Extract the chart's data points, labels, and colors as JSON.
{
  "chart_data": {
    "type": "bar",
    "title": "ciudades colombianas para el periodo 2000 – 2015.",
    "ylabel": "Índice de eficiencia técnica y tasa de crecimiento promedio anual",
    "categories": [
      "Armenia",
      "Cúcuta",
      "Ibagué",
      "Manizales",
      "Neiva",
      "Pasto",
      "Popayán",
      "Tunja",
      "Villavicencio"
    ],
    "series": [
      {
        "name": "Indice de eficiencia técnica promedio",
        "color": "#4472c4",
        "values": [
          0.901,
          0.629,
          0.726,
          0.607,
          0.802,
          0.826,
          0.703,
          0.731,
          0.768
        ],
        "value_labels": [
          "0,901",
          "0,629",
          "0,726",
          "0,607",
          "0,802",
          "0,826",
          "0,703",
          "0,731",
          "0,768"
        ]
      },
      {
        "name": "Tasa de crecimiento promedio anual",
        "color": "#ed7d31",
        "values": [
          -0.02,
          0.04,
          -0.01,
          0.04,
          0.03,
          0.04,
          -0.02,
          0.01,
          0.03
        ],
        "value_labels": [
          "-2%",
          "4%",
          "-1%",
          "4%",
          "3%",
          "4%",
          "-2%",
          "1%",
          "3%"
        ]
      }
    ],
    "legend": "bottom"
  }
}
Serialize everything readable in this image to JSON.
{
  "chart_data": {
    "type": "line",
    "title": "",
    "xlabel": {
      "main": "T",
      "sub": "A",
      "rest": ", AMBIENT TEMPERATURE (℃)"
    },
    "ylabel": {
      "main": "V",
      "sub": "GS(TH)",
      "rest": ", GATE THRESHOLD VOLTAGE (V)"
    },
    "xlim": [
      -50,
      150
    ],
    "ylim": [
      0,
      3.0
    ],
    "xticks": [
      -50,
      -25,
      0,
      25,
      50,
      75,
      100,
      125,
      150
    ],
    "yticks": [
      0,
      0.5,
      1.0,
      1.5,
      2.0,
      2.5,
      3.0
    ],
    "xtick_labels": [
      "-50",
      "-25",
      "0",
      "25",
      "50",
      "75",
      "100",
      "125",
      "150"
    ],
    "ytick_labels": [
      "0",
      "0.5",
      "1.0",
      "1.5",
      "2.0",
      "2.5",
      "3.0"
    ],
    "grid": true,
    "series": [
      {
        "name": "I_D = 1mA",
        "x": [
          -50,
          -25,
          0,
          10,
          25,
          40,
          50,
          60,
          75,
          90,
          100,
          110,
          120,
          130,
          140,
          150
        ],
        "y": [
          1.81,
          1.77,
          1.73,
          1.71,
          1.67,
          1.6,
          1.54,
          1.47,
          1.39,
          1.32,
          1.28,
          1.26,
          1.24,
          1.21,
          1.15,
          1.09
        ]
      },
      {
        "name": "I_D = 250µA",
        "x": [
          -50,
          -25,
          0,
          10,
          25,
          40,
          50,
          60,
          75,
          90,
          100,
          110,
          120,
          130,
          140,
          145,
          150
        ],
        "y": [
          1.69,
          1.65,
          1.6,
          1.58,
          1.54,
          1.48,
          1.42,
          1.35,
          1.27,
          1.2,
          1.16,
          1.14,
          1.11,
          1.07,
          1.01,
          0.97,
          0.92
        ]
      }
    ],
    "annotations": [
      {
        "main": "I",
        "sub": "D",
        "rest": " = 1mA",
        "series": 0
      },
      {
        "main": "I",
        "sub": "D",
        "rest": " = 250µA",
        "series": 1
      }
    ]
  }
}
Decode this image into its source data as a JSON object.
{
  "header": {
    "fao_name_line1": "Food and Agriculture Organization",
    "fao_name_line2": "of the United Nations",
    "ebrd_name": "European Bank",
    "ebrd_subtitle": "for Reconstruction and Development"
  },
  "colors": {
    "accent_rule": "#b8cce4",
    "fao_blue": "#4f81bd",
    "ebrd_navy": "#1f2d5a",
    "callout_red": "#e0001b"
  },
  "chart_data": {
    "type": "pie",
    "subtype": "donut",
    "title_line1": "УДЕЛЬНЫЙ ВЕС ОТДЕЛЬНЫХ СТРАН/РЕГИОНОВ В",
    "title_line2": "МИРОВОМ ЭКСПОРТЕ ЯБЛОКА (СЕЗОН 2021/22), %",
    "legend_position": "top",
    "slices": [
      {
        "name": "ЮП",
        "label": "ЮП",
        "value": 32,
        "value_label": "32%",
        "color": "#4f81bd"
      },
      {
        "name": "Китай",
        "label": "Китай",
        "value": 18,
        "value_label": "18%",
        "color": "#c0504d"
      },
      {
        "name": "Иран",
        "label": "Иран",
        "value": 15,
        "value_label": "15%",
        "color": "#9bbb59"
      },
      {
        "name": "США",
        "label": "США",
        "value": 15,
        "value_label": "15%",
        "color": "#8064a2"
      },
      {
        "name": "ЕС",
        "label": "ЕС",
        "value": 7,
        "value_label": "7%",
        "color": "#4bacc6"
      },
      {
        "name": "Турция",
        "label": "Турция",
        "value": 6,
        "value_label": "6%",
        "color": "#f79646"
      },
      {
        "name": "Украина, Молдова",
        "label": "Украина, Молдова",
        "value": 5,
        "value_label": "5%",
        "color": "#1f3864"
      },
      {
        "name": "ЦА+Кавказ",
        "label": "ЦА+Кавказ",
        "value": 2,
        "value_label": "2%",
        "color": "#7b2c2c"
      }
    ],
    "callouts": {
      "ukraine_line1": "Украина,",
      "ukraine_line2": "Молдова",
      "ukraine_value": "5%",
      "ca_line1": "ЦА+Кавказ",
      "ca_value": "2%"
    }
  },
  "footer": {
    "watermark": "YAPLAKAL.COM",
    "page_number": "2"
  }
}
==================================================
◆ DO THIS
From the first line to the last, retype the data exactly.

◆ ANSWER BELOW
Extract the chart's data points, labels, and colors as JSON.
{
  "chart_data": {
    "type": "bar",
    "title": "ciudades colombianas para el periodo 2000 – 2015.",
    "ylabel": "Índice de eficiencia técnica y tasa de crecimiento promedio anual",
    "categories": [
      "Armenia",
      "Cúcuta",
      "Ibagué",
      "Manizales",
      "Neiva",
      "Pasto",
      "Popayán",
      "Tunja",
      "Villavicencio"
    ],
    "series": [
      {
        "name": "Indice de eficiencia técnica promedio",
        "color": "#4472c4",
        "values": [
          0.901,
          0.629,
          0.726,
          0.607,
          0.802,
          0.826,
          0.703,
          0.731,
          0.768
        ],
        "value_labels": [
          "0,901",
          "0,629",
          "0,726",
          "0,607",
          "0,802",
          "0,826",
          "0,703",
          "0,731",
          "0,768"
        ]
      },
      {
        "name": "Tasa de crecimiento promedio anual",
        "color": "#ed7d31",
        "values": [
          -0.02,
          0.04,
          -0.01,
          0.04,
          0.03,
          0.04,
          -0.02,
          0.01,
          0.03
        ],
        "value_labels": [
          "-2%",
          "4%",
          "-1%",
          "4%",
          "3%",
          "4%",
          "-2%",
          "1%",
          "3%"
        ]
      }
    ],
    "legend": "bottom"
  }
}
Serialize everything readable in this image to JSON.
{
  "chart_data": {
    "type": "line",
    "title": "",
    "xlabel": {
      "main": "T",
      "sub": "A",
      "rest": ", AMBIENT TEMPERATURE (℃)"
    },
    "ylabel": {
      "main": "V",
      "sub": "GS(TH)",
      "rest": ", GATE THRESHOLD VOLTAGE (V)"
    },
    "xlim": [
      -50,
      150
    ],
    "ylim": [
      0,
      3.0
    ],
    "xticks": [
      -50,
      -25,
      0,
      25,
      50,
      75,
      100,
      125,
      150
    ],
    "yticks": [
      0,
      0.5,
      1.0,
      1.5,
      2.0,
      2.5,
      3.0
    ],
    "xtick_labels": [
      "-50",
      "-25",
      "0",
      "25",
      "50",
      "75",
      "100",
      "125",
      "150"
    ],
    "ytick_labels": [
      "0",
      "0.5",
      "1.0",
      "1.5",
      "2.0",
      "2.5",
      "3.0"
    ],
    "grid": true,
    "series": [
      {
        "name": "I_D = 1mA",
        "x": [
          -50,
          -25,
          0,
          10,
          25,
          40,
          50,
          60,
          75,
          90,
          100,
          110,
          120,
          130,
          140,
          150
        ],
        "y": [
          1.81,
          1.77,
          1.73,
          1.71,
          1.67,
          1.6,
          1.54,
          1.47,
          1.39,
          1.32,
          1.28,
          1.26,
          1.24,
          1.21,
          1.15,
          1.09
        ]
      },
      {
        "name": "I_D = 250µA",
        "x": [
          -50,
          -25,
          0,
          10,
          25,
          40,
          50,
          60,
          75,
          90,
          100,
          110,
          120,
          130,
          140,
          145,
          150
        ],
        "y": [
          1.69,
          1.65,
          1.6,
          1.58,
          1.54,
          1.48,
          1.42,
          1.35,
          1.27,
          1.2,
          1.16,
          1.14,
          1.11,
          1.07,
          1.01,
          0.97,
          0.92
        ]
      }
    ],
    "annotations": [
      {
        "main": "I",
        "sub": "D",
        "rest": " = 1mA",
        "series": 0
      },
      {
        "main": "I",
        "sub": "D",
        "rest": " = 250µA",
        "series": 1
      }
    ]
  }
}
Decode this image into its source data as a JSON object.
{
  "header": {
    "fao_name_line1": "Food and Agriculture Organization",
    "fao_name_line2": "of the United Nations",
    "ebrd_name": "European Bank",
    "ebrd_subtitle": "for Reconstruction and Development"
  },
  "colors": {
    "accent_rule": "#b8cce4",
    "fao_blue": "#4f81bd",
    "ebrd_navy": "#1f2d5a",
    "callout_red": "#e0001b"
  },
  "chart_data": {
    "type": "pie",
    "subtype": "donut",
    "title_line1": "УДЕЛЬНЫЙ ВЕС ОТДЕЛЬНЫХ СТРАН/РЕГИОНОВ В",
    "title_line2": "МИРОВОМ ЭКСПОРТЕ ЯБЛОКА (СЕЗОН 2021/22), %",
    "legend_position": "top",
    "slices": [
      {
        "name": "ЮП",
        "label": "ЮП",
        "value": 32,
        "value_label": "32%",
        "color": "#4f81bd"
      },
      {
        "name": "Китай",
        "label": "Китай",
        "value": 18,
        "value_label": "18%",
        "color": "#c0504d"
      },
      {
        "name": "Иран",
        "label": "Иран",
        "value": 15,
        "value_label": "15%",
        "color": "#9bbb59"
      },
      {
        "name": "США",
        "label": "США",
        "value": 15,
        "value_label": "15%",
        "color": "#8064a2"
      },
      {
        "name": "ЕС",
        "label": "ЕС",
        "value": 7,
        "value_label": "7%",
        "color": "#4bacc6"
      },
      {
        "name": "Турция",
        "label": "Турция",
        "value": 6,
        "value_label": "6%",
        "color": "#f79646"
      },
      {
        "name": "Украина, Молдова",
        "label": "Украина, Молдова",
        "value": 5,
        "value_label": "5%",
        "color": "#1f3864"
      },
      {
        "name": "ЦА+Кавказ",
        "label": "ЦА+Кавказ",
        "value": 2,
        "value_label": "2%",
        "color": "#7b2c2c"
      }
    ],
    "callouts": {
      "ukraine_line1": "Украина,",
      "ukraine_line2": "Молдова",
      "ukraine_value": "5%",
      "ca_line1": "ЦА+Кавказ",
      "ca_value": "2%"
    }
  },
  "footer": {
    "watermark": "YAPLAKAL.COM",
    "page_number": "2"
  }
}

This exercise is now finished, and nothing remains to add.